Requirements - Read the data and repeat all of it exactly.

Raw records
──────────

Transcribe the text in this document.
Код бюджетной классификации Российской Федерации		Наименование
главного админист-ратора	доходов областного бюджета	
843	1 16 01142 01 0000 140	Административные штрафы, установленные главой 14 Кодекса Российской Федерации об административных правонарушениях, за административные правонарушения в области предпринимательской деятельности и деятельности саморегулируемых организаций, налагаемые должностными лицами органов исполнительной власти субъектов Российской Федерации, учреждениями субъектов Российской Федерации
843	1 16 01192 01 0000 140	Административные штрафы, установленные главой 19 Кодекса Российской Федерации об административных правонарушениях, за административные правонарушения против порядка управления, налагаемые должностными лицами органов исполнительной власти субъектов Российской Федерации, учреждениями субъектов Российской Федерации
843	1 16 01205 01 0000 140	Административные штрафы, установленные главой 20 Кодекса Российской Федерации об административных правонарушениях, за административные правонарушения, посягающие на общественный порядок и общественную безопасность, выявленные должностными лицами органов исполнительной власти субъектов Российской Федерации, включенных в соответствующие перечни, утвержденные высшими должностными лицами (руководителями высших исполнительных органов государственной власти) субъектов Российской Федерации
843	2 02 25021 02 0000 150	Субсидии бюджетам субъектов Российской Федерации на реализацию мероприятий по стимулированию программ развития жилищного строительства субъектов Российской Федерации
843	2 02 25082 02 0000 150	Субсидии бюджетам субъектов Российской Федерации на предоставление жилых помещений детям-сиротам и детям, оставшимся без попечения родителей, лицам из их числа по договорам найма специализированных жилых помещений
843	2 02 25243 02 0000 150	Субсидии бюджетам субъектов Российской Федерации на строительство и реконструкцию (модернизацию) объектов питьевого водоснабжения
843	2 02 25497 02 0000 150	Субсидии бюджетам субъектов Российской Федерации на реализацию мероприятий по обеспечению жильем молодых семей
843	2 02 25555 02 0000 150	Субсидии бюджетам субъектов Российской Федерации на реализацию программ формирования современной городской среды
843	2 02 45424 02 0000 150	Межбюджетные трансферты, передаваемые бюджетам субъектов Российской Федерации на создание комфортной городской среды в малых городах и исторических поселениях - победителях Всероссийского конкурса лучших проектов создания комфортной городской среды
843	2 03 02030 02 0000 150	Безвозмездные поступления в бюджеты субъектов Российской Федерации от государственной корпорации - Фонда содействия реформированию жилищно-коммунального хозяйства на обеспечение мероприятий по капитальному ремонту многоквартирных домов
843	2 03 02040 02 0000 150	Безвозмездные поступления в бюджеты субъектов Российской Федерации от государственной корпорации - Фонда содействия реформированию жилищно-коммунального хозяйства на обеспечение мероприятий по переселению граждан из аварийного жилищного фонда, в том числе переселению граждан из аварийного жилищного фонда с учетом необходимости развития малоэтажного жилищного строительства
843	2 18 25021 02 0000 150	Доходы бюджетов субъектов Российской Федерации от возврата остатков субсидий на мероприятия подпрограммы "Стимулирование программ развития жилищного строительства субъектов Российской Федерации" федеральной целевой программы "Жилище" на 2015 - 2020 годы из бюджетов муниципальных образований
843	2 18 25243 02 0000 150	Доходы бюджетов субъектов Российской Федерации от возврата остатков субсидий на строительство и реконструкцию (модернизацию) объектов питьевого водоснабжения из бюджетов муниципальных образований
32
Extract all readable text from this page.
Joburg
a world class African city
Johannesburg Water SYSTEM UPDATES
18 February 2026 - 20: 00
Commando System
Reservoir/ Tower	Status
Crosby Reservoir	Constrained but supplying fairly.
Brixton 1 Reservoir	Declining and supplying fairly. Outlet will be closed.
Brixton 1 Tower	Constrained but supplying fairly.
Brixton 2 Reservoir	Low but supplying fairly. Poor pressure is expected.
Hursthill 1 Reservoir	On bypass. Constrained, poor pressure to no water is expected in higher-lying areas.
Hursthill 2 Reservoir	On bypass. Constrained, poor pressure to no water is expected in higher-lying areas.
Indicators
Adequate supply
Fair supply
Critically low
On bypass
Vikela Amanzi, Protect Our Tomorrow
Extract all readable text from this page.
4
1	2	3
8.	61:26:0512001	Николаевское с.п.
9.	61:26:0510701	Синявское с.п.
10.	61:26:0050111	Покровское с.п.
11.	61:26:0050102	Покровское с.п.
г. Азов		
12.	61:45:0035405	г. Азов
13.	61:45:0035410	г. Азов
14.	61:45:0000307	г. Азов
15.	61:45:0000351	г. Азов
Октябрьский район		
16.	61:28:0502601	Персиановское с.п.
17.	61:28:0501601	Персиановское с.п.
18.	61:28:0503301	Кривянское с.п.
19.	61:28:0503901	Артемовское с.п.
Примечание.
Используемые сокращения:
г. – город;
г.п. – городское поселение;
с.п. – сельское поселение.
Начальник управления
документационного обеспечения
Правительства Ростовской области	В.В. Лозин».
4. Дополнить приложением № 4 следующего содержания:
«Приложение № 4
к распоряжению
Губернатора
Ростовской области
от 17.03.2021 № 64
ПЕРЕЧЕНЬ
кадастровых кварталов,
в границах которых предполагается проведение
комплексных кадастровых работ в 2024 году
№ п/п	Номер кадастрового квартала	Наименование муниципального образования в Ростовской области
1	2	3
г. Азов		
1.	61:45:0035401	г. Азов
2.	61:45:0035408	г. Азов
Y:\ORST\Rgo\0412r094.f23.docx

──────────

Completed task -
Transcribe the text in this document.
Код бюджетной классификации Российской Федерации		Наименование
главного админист-ратора	доходов областного бюджета	
843	1 16 01142 01 0000 140	Административные штрафы, установленные главой 14 Кодекса Российской Федерации об административных правонарушениях, за административные правонарушения в области предпринимательской деятельности и деятельности саморегулируемых организаций, налагаемые должностными лицами органов исполнительной власти субъектов Российской Федерации, учреждениями субъектов Российской Федерации
843	1 16 01192 01 0000 140	Административные штрафы, установленные главой 19 Кодекса Российской Федерации об административных правонарушениях, за административные правонарушения против порядка управления, налагаемые должностными лицами органов исполнительной власти субъектов Российской Федерации, учреждениями субъектов Российской Федерации
843	1 16 01205 01 0000 140	Административные штрафы, установленные главой 20 Кодекса Российской Федерации об административных правонарушениях, за административные правонарушения, посягающие на общественный порядок и общественную безопасность, выявленные должностными лицами органов исполнительной власти субъектов Российской Федерации, включенных в соответствующие перечни, утвержденные высшими должностными лицами (руководителями высших исполнительных органов государственной власти) субъектов Российской Федерации
843	2 02 25021 02 0000 150	Субсидии бюджетам субъектов Российской Федерации на реализацию мероприятий по стимулированию программ развития жилищного строительства субъектов Российской Федерации
843	2 02 25082 02 0000 150	Субсидии бюджетам субъектов Российской Федерации на предоставление жилых помещений детям-сиротам и детям, оставшимся без попечения родителей, лицам из их числа по договорам найма специализированных жилых помещений
843	2 02 25243 02 0000 150	Субсидии бюджетам субъектов Российской Федерации на строительство и реконструкцию (модернизацию) объектов питьевого водоснабжения
843	2 02 25497 02 0000 150	Субсидии бюджетам субъектов Российской Федерации на реализацию мероприятий по обеспечению жильем молодых семей
843	2 02 25555 02 0000 150	Субсидии бюджетам субъектов Российской Федерации на реализацию программ формирования современной городской среды
843	2 02 45424 02 0000 150	Межбюджетные трансферты, передаваемые бюджетам субъектов Российской Федерации на создание комфортной городской среды в малых городах и исторических поселениях - победителях Всероссийского конкурса лучших проектов создания комфортной городской среды
843	2 03 02030 02 0000 150	Безвозмездные поступления в бюджеты субъектов Российской Федерации от государственной корпорации - Фонда содействия реформированию жилищно-коммунального хозяйства на обеспечение мероприятий по капитальному ремонту многоквартирных домов
843	2 03 02040 02 0000 150	Безвозмездные поступления в бюджеты субъектов Российской Федерации от государственной корпорации - Фонда содействия реформированию жилищно-коммунального хозяйства на обеспечение мероприятий по переселению граждан из аварийного жилищного фонда, в том числе переселению граждан из аварийного жилищного фонда с учетом необходимости развития малоэтажного жилищного строительства
843	2 18 25021 02 0000 150	Доходы бюджетов субъектов Российской Федерации от возврата остатков субсидий на мероприятия подпрограммы "Стимулирование программ развития жилищного строительства субъектов Российской Федерации" федеральной целевой программы "Жилище" на 2015 - 2020 годы из бюджетов муниципальных образований
843	2 18 25243 02 0000 150	Доходы бюджетов субъектов Российской Федерации от возврата остатков субсидий на строительство и реконструкцию (модернизацию) объектов питьевого водоснабжения из бюджетов муниципальных образований
32
Extract all readable text from this page.
Joburg
a world class African city
Johannesburg Water SYSTEM UPDATES
18 February 2026 - 20: 00
Commando System
Reservoir/ Tower	Status
Crosby Reservoir	Constrained but supplying fairly.
Brixton 1 Reservoir	Declining and supplying fairly. Outlet will be closed.
Brixton 1 Tower	Constrained but supplying fairly.
Brixton 2 Reservoir	Low but supplying fairly. Poor pressure is expected.
Hursthill 1 Reservoir	On bypass. Constrained, poor pressure to no water is expected in higher-lying areas.
Hursthill 2 Reservoir	On bypass. Constrained, poor pressure to no water is expected in higher-lying areas.
Indicators
Adequate supply
Fair supply
Critically low
On bypass
Vikela Amanzi, Protect Our Tomorrow
Extract all readable text from this page.
4
1	2	3
8.	61:26:0512001	Николаевское с.п.
9.	61:26:0510701	Синявское с.п.
10.	61:26:0050111	Покровское с.п.
11.	61:26:0050102	Покровское с.п.
г. Азов		
12.	61:45:0035405	г. Азов
13.	61:45:0035410	г. Азов
14.	61:45:0000307	г. Азов
15.	61:45:0000351	г. Азов
Октябрьский район		
16.	61:28:0502601	Персиановское с.п.
17.	61:28:0501601	Персиановское с.п.
18.	61:28:0503301	Кривянское с.п.
19.	61:28:0503901	Артемовское с.п.
Примечание.
Используемые сокращения:
г. – город;
г.п. – городское поселение;
с.п. – сельское поселение.
Начальник управления
документационного обеспечения
Правительства Ростовской области	В.В. Лозин».
4. Дополнить приложением № 4 следующего содержания:
«Приложение № 4
к распоряжению
Губернатора
Ростовской области
от 17.03.2021 № 64
ПЕРЕЧЕНЬ
кадастровых кварталов,
в границах которых предполагается проведение
комплексных кадастровых работ в 2024 году
№ п/п	Номер кадастрового квартала	Наименование муниципального образования в Ростовской области
1	2	3
г. Азов		
1.	61:45:0035401	г. Азов
2.	61:45:0035408	г. Азов
Y:\ORST\Rgo\0412r094.f23.docx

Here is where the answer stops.